DATA SUPPLIED:
◇ ◇ ◇ ◇ ◇ ◇ ◇
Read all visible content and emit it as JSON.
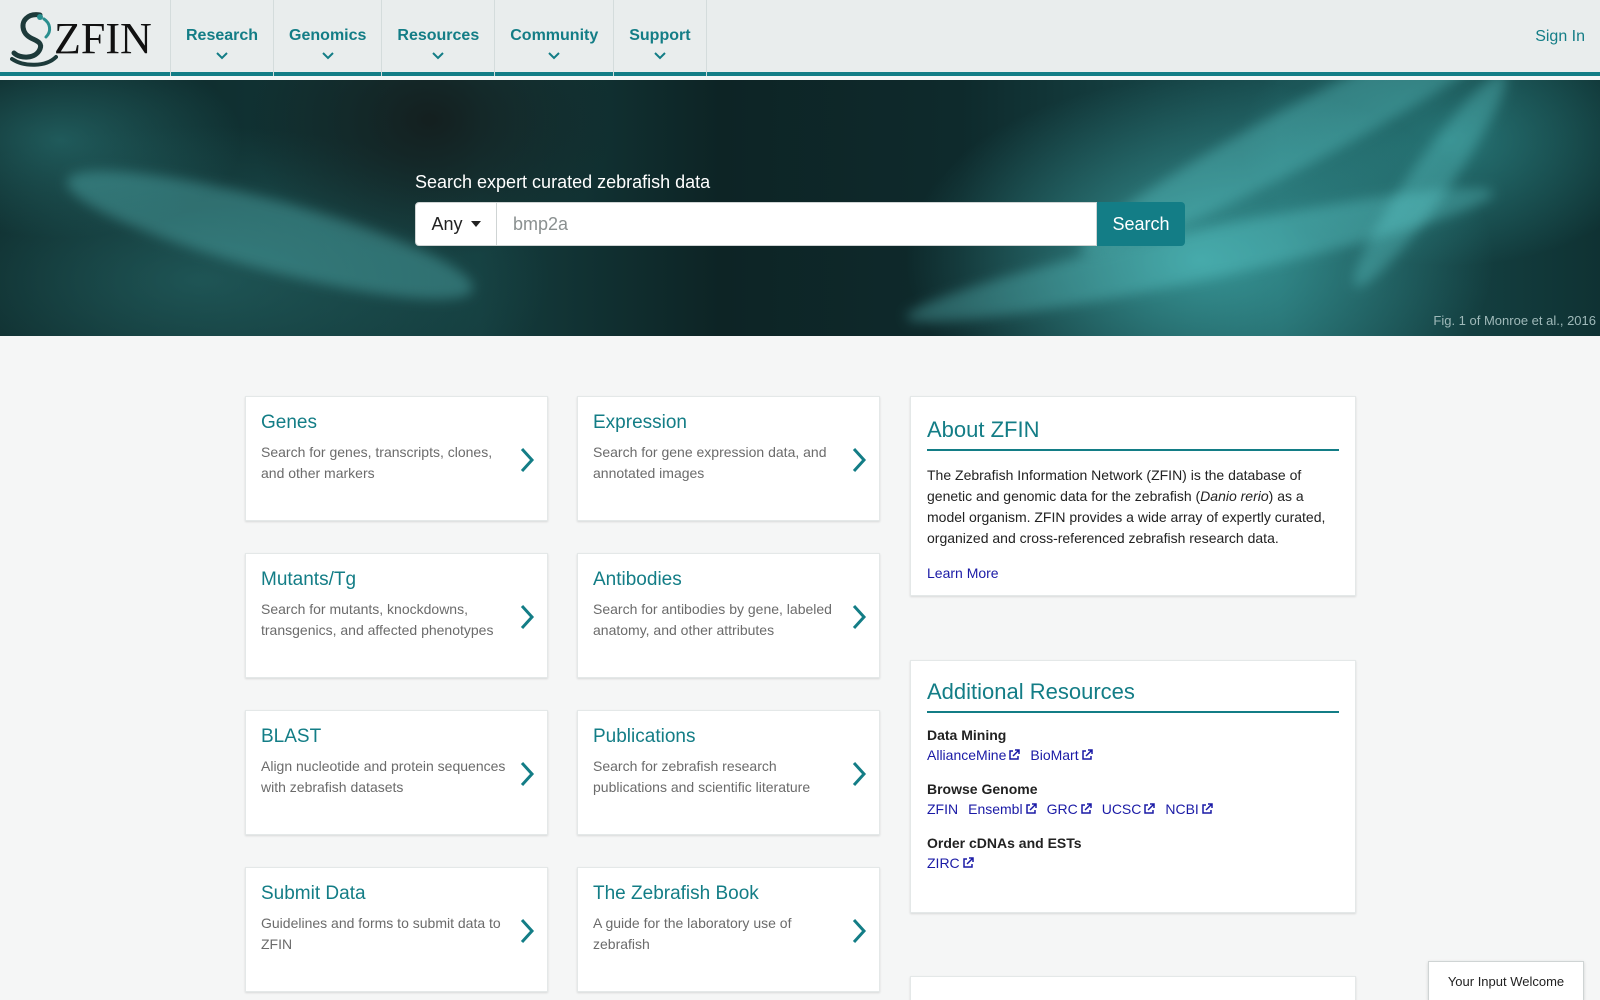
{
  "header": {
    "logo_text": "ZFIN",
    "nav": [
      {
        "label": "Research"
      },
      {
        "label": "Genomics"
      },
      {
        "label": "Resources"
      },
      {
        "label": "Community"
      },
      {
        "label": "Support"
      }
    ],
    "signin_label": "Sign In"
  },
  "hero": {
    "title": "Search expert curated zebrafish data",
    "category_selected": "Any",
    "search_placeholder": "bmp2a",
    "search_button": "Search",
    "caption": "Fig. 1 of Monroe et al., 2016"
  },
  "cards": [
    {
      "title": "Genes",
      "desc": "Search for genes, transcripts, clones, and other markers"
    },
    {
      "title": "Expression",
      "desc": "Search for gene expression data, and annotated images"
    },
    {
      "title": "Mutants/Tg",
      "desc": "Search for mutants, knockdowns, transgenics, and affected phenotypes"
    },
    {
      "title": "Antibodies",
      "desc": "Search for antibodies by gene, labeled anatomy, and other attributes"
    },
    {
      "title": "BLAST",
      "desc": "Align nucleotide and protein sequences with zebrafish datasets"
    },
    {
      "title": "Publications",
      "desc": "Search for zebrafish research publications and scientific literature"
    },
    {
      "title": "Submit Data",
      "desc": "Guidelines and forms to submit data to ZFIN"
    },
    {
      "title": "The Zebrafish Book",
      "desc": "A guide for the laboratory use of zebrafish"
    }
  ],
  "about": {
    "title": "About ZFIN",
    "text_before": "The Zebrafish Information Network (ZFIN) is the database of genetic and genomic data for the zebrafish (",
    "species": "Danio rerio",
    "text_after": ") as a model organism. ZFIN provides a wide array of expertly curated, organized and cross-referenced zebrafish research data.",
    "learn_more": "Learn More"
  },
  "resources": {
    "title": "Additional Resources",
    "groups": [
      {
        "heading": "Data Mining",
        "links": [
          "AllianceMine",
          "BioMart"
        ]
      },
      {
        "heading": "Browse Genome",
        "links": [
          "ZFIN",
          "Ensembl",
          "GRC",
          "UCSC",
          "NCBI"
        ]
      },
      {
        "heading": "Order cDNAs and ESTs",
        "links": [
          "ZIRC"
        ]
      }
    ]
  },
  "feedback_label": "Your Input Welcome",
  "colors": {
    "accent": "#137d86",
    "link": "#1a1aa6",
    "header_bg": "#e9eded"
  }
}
◇ ◇ ◇ ◇ ◇ ◇ ◇
ASSIGNED TASK: If a line in the material above holds the word "curated", count it, then give the total as a bare number.

SOLUTION FOR THIS TASK: 2